**What is asked:**
Say how many lines include the word "data". Reply with nothing but the number.

**Entries:**
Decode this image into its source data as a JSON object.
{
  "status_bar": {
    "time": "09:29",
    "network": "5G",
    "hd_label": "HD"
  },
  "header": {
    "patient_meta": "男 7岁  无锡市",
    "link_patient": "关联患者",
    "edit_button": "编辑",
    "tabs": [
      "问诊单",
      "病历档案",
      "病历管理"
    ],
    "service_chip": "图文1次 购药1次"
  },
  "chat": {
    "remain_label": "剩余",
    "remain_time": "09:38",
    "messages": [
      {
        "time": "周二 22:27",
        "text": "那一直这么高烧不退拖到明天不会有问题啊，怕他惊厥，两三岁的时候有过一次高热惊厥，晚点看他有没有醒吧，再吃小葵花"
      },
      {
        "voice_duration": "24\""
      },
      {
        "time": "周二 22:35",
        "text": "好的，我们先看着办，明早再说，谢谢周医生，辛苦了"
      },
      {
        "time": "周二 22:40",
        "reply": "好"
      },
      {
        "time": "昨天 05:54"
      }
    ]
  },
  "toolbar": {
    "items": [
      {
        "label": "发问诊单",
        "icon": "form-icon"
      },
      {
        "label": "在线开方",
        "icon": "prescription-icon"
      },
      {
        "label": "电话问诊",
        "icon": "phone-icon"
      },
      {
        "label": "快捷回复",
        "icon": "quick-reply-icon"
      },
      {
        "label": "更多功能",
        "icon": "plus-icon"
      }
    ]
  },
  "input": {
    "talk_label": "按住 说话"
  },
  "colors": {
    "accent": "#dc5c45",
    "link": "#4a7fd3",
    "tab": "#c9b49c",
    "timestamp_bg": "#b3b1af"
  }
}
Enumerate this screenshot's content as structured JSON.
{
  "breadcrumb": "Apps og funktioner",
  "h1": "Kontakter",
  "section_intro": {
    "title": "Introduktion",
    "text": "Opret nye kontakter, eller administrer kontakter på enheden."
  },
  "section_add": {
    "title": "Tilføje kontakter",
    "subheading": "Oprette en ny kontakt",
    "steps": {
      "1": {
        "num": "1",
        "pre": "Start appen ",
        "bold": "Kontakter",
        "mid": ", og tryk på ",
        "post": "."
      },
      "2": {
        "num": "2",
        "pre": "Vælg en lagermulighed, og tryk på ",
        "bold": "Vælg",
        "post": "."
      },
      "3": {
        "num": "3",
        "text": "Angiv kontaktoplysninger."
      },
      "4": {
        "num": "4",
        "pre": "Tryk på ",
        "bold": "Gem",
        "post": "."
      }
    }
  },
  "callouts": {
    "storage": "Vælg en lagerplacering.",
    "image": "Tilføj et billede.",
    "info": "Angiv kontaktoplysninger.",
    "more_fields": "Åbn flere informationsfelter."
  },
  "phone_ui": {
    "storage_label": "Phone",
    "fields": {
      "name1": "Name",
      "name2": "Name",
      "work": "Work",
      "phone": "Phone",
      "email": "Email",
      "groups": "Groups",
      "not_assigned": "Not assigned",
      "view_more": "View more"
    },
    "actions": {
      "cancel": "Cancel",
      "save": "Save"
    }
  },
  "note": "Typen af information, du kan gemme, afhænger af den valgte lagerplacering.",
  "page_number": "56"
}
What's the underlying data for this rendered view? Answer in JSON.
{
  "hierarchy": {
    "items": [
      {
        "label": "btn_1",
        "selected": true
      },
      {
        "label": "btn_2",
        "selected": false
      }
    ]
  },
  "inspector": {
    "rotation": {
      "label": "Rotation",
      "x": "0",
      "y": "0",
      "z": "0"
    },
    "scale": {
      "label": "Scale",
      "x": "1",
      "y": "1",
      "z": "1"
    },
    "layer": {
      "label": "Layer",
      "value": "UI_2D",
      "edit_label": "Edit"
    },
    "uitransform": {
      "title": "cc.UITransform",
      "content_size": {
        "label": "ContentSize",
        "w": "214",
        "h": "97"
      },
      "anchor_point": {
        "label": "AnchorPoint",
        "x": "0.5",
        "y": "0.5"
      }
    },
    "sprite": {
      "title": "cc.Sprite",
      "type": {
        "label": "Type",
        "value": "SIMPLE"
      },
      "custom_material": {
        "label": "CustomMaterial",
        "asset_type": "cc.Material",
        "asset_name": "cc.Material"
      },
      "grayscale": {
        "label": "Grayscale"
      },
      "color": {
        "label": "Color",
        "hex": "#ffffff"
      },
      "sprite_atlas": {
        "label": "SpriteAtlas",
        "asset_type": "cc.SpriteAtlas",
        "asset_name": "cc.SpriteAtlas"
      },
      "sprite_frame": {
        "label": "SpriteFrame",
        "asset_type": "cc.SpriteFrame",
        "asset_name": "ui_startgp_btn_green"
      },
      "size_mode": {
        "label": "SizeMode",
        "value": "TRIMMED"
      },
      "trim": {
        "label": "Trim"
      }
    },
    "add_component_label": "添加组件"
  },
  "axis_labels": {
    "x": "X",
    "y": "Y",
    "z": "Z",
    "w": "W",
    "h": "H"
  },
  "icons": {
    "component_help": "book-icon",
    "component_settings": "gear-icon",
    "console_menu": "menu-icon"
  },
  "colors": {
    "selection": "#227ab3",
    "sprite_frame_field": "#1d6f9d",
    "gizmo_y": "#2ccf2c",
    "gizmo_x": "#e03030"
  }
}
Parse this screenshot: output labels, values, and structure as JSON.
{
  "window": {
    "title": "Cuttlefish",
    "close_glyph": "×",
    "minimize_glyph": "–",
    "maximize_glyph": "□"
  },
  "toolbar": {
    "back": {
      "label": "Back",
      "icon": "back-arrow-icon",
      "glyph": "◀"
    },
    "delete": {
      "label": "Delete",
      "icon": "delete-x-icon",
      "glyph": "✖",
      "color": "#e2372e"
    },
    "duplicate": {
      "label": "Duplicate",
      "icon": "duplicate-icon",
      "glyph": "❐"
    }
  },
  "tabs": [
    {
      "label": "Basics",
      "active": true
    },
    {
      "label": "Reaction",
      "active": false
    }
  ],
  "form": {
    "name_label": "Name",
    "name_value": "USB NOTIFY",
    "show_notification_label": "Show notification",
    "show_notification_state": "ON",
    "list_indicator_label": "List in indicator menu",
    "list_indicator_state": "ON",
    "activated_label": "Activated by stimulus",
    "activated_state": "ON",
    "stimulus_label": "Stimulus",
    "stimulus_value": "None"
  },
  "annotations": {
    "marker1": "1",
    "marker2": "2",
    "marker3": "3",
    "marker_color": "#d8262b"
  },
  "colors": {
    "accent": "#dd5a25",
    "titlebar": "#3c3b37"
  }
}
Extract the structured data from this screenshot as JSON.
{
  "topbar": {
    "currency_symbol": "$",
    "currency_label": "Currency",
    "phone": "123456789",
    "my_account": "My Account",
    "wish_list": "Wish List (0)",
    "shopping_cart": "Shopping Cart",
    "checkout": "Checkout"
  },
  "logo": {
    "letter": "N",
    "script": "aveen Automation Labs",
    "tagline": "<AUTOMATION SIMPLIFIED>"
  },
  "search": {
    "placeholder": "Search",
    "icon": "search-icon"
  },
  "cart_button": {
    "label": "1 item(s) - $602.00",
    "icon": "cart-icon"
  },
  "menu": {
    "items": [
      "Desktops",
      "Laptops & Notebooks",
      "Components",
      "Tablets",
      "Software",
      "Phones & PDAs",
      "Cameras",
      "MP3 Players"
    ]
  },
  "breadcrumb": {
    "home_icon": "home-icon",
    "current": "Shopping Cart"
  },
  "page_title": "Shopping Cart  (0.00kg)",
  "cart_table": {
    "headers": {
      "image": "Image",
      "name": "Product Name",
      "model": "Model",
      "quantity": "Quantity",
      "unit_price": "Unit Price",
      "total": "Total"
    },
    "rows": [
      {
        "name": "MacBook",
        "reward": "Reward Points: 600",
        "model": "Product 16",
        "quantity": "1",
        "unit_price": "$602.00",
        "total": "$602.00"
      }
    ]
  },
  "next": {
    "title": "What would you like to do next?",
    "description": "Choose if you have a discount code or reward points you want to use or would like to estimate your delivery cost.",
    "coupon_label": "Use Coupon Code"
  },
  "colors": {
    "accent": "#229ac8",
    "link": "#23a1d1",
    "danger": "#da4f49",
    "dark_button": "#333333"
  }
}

**Problem solution:**
3